[Required work] Copy each line below in which the string "Глебовской" occurs.
━━━━━ Record list ━━━━━
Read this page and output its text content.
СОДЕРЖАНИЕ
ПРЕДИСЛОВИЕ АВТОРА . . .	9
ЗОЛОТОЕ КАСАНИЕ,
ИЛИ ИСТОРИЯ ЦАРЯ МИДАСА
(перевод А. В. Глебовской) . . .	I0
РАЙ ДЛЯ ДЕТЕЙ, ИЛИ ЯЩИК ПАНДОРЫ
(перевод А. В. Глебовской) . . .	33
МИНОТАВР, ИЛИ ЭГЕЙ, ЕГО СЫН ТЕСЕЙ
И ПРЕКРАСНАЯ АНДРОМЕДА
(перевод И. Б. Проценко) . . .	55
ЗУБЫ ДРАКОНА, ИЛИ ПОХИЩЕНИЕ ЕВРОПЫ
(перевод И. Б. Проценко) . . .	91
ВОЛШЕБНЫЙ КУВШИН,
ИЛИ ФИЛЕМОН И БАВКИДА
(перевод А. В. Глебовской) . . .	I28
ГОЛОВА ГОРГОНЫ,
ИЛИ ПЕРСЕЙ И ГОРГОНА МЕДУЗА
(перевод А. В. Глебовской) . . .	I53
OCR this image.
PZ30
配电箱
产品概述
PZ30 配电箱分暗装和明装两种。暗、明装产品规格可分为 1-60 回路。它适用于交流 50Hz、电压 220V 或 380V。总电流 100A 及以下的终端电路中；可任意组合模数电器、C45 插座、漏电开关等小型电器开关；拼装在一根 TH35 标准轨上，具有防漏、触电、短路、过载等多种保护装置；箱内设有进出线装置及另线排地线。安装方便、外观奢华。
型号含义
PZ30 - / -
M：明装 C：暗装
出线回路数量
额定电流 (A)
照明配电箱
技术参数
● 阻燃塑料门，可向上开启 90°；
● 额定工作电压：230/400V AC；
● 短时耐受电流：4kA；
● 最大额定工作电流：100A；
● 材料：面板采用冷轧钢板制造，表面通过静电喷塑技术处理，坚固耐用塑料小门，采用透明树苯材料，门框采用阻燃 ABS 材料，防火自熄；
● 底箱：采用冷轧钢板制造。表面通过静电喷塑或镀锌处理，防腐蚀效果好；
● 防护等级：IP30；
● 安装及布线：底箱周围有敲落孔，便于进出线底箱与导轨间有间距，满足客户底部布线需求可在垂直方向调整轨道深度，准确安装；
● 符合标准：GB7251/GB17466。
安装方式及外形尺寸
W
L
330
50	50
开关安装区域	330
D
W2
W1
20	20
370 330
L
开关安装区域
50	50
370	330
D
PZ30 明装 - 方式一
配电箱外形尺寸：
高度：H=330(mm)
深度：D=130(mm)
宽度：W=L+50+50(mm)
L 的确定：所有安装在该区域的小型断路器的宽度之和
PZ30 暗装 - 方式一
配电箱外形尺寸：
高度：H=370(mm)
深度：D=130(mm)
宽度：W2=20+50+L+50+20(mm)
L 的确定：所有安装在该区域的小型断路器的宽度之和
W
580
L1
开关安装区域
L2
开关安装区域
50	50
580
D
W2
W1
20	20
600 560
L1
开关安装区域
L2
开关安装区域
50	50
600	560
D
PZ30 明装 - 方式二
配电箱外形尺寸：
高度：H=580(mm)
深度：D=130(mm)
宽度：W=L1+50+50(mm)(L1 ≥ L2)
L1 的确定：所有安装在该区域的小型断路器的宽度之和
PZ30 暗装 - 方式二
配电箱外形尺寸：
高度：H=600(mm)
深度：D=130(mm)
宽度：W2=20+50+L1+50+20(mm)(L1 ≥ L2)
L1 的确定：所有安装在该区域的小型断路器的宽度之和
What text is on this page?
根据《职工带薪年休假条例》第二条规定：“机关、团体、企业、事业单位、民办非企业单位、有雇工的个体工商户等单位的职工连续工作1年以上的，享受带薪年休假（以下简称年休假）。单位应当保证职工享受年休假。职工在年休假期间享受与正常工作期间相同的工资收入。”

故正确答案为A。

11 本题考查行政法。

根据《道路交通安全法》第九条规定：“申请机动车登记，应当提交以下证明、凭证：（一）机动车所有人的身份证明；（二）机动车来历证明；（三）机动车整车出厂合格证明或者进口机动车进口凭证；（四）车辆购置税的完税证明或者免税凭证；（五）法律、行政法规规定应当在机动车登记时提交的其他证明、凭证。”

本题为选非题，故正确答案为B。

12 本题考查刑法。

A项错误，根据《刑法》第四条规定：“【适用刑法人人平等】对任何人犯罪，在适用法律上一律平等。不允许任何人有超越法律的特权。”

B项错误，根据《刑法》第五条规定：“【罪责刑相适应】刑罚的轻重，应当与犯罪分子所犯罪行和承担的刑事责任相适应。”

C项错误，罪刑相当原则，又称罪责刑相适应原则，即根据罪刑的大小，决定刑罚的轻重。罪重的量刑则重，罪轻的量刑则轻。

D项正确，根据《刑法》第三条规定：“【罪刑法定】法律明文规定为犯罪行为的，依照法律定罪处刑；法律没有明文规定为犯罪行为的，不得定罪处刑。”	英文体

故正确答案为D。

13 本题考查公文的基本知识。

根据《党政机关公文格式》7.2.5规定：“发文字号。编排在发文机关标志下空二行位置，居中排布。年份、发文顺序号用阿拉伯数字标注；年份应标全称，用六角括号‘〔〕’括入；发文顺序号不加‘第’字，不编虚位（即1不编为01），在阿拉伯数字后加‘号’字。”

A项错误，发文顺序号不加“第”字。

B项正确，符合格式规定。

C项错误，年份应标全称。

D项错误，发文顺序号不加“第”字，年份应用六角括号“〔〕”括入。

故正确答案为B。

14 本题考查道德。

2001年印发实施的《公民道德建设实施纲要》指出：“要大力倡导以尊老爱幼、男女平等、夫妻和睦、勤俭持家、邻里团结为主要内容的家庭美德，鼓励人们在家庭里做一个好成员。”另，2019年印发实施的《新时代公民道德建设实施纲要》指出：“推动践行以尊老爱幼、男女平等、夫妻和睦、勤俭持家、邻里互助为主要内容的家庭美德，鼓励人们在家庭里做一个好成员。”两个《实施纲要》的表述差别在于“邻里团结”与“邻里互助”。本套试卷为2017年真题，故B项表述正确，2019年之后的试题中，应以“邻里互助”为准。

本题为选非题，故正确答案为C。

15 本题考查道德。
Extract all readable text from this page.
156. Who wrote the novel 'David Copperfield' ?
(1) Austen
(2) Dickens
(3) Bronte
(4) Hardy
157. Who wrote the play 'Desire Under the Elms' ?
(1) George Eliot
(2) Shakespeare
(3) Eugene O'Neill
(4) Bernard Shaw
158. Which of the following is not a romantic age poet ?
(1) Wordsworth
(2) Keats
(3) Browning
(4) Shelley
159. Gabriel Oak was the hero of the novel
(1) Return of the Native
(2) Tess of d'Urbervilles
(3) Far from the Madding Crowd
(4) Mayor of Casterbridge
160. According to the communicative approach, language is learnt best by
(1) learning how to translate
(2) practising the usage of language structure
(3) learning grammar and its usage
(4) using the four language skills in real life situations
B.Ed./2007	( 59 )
━━━━━
[Output of the task]
(перевод А. В. Глебовской) . . .	I0
(перевод А. В. Глебовской) . . .	33
(перевод А. В. Глебовской) . . .	I28
(перевод А. В. Глебовской) . . .	I53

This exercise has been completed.